[Source records]
+===+
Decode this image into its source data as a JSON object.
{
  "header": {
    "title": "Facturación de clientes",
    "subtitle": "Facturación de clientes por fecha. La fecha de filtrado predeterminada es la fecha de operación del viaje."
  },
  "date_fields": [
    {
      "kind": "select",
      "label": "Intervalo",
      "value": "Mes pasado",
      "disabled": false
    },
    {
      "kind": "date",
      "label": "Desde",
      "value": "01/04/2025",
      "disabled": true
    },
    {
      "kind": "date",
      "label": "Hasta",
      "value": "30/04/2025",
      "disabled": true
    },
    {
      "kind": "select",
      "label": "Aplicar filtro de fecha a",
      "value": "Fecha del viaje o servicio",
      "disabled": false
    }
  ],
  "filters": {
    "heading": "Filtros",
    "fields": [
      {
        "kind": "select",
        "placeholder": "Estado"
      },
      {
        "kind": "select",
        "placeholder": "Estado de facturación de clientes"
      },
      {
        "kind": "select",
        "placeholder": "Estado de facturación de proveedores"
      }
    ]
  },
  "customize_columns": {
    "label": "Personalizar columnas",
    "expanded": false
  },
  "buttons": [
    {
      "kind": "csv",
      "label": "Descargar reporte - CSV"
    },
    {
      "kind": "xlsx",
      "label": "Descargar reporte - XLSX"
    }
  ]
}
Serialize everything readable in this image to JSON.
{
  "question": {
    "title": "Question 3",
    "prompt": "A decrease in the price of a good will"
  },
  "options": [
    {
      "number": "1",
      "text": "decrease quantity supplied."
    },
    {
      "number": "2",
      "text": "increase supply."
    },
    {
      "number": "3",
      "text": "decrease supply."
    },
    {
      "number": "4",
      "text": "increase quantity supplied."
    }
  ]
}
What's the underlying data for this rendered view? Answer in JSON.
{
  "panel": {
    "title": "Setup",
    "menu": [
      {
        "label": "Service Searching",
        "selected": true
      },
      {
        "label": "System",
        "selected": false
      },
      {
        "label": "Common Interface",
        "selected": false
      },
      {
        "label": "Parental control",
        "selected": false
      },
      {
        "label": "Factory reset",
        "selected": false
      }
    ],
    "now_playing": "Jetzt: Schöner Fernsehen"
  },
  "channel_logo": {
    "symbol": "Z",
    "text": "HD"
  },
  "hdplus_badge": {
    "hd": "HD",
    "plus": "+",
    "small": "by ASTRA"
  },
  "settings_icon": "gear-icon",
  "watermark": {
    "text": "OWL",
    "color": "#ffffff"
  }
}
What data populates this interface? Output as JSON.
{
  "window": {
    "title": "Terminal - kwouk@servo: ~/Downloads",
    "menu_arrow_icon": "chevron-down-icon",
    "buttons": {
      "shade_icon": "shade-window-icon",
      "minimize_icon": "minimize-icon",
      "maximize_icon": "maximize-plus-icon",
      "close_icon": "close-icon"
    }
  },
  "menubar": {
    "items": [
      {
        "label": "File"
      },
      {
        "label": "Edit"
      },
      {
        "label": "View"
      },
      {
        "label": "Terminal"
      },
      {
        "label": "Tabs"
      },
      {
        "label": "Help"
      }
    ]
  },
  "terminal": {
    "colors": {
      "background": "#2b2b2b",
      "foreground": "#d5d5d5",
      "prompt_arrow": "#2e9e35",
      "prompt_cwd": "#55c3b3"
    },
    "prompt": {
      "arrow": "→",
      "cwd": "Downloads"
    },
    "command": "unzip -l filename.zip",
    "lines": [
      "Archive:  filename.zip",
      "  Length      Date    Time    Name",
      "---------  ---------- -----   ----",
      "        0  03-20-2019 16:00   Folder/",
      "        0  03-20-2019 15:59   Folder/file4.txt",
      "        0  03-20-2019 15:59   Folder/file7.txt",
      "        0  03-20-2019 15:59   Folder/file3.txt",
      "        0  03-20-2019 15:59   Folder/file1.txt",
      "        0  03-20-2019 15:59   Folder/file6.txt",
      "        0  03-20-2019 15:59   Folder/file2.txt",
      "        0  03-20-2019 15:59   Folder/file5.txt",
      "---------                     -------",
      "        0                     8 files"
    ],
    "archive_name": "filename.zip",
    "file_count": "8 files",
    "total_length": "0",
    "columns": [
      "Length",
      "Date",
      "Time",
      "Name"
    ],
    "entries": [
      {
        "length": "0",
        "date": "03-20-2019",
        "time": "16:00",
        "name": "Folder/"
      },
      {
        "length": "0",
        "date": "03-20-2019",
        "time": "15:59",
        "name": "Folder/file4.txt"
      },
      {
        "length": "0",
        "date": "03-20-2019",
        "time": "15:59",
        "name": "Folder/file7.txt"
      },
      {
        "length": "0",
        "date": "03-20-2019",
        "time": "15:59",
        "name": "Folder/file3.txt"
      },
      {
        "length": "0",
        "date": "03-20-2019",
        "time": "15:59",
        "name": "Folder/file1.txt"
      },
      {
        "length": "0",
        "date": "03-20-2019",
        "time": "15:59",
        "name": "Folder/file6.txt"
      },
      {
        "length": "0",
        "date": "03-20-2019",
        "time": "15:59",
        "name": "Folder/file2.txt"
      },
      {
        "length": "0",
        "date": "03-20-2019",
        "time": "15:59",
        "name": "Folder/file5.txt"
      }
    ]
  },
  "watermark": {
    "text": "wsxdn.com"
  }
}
+===+
Extract all of the data shown above without alteration.

(SOLUTION TO THIS EXERCISE)
Decode this image into its source data as a JSON object.
{
  "header": {
    "title": "Facturación de clientes",
    "subtitle": "Facturación de clientes por fecha. La fecha de filtrado predeterminada es la fecha de operación del viaje."
  },
  "date_fields": [
    {
      "kind": "select",
      "label": "Intervalo",
      "value": "Mes pasado",
      "disabled": false
    },
    {
      "kind": "date",
      "label": "Desde",
      "value": "01/04/2025",
      "disabled": true
    },
    {
      "kind": "date",
      "label": "Hasta",
      "value": "30/04/2025",
      "disabled": true
    },
    {
      "kind": "select",
      "label": "Aplicar filtro de fecha a",
      "value": "Fecha del viaje o servicio",
      "disabled": false
    }
  ],
  "filters": {
    "heading": "Filtros",
    "fields": [
      {
        "kind": "select",
        "placeholder": "Estado"
      },
      {
        "kind": "select",
        "placeholder": "Estado de facturación de clientes"
      },
      {
        "kind": "select",
        "placeholder": "Estado de facturación de proveedores"
      }
    ]
  },
  "customize_columns": {
    "label": "Personalizar columnas",
    "expanded": false
  },
  "buttons": [
    {
      "kind": "csv",
      "label": "Descargar reporte - CSV"
    },
    {
      "kind": "xlsx",
      "label": "Descargar reporte - XLSX"
    }
  ]
}
Serialize everything readable in this image to JSON.
{
  "question": {
    "title": "Question 3",
    "prompt": "A decrease in the price of a good will"
  },
  "options": [
    {
      "number": "1",
      "text": "decrease quantity supplied."
    },
    {
      "number": "2",
      "text": "increase supply."
    },
    {
      "number": "3",
      "text": "decrease supply."
    },
    {
      "number": "4",
      "text": "increase quantity supplied."
    }
  ]
}
What's the underlying data for this rendered view? Answer in JSON.
{
  "panel": {
    "title": "Setup",
    "menu": [
      {
        "label": "Service Searching",
        "selected": true
      },
      {
        "label": "System",
        "selected": false
      },
      {
        "label": "Common Interface",
        "selected": false
      },
      {
        "label": "Parental control",
        "selected": false
      },
      {
        "label": "Factory reset",
        "selected": false
      }
    ],
    "now_playing": "Jetzt: Schöner Fernsehen"
  },
  "channel_logo": {
    "symbol": "Z",
    "text": "HD"
  },
  "hdplus_badge": {
    "hd": "HD",
    "plus": "+",
    "small": "by ASTRA"
  },
  "settings_icon": "gear-icon",
  "watermark": {
    "text": "OWL",
    "color": "#ffffff"
  }
}
What data populates this interface? Output as JSON.
{
  "window": {
    "title": "Terminal - kwouk@servo: ~/Downloads",
    "menu_arrow_icon": "chevron-down-icon",
    "buttons": {
      "shade_icon": "shade-window-icon",
      "minimize_icon": "minimize-icon",
      "maximize_icon": "maximize-plus-icon",
      "close_icon": "close-icon"
    }
  },
  "menubar": {
    "items": [
      {
        "label": "File"
      },
      {
        "label": "Edit"
      },
      {
        "label": "View"
      },
      {
        "label": "Terminal"
      },
      {
        "label": "Tabs"
      },
      {
        "label": "Help"
      }
    ]
  },
  "terminal": {
    "colors": {
      "background": "#2b2b2b",
      "foreground": "#d5d5d5",
      "prompt_arrow": "#2e9e35",
      "prompt_cwd": "#55c3b3"
    },
    "prompt": {
      "arrow": "→",
      "cwd": "Downloads"
    },
    "command": "unzip -l filename.zip",
    "lines": [
      "Archive:  filename.zip",
      "  Length      Date    Time    Name",
      "---------  ---------- -----   ----",
      "        0  03-20-2019 16:00   Folder/",
      "        0  03-20-2019 15:59   Folder/file4.txt",
      "        0  03-20-2019 15:59   Folder/file7.txt",
      "        0  03-20-2019 15:59   Folder/file3.txt",
      "        0  03-20-2019 15:59   Folder/file1.txt",
      "        0  03-20-2019 15:59   Folder/file6.txt",
      "        0  03-20-2019 15:59   Folder/file2.txt",
      "        0  03-20-2019 15:59   Folder/file5.txt",
      "---------                     -------",
      "        0                     8 files"
    ],
    "archive_name": "filename.zip",
    "file_count": "8 files",
    "total_length": "0",
    "columns": [
      "Length",
      "Date",
      "Time",
      "Name"
    ],
    "entries": [
      {
        "length": "0",
        "date": "03-20-2019",
        "time": "16:00",
        "name": "Folder/"
      },
      {
        "length": "0",
        "date": "03-20-2019",
        "time": "15:59",
        "name": "Folder/file4.txt"
      },
      {
        "length": "0",
        "date": "03-20-2019",
        "time": "15:59",
        "name": "Folder/file7.txt"
      },
      {
        "length": "0",
        "date": "03-20-2019",
        "time": "15:59",
        "name": "Folder/file3.txt"
      },
      {
        "length": "0",
        "date": "03-20-2019",
        "time": "15:59",
        "name": "Folder/file1.txt"
      },
      {
        "length": "0",
        "date": "03-20-2019",
        "time": "15:59",
        "name": "Folder/file6.txt"
      },
      {
        "length": "0",
        "date": "03-20-2019",
        "time": "15:59",
        "name": "Folder/file2.txt"
      },
      {
        "length": "0",
        "date": "03-20-2019",
        "time": "15:59",
        "name": "Folder/file5.txt"
      }
    ]
  },
  "watermark": {
    "text": "wsxdn.com"
  }
}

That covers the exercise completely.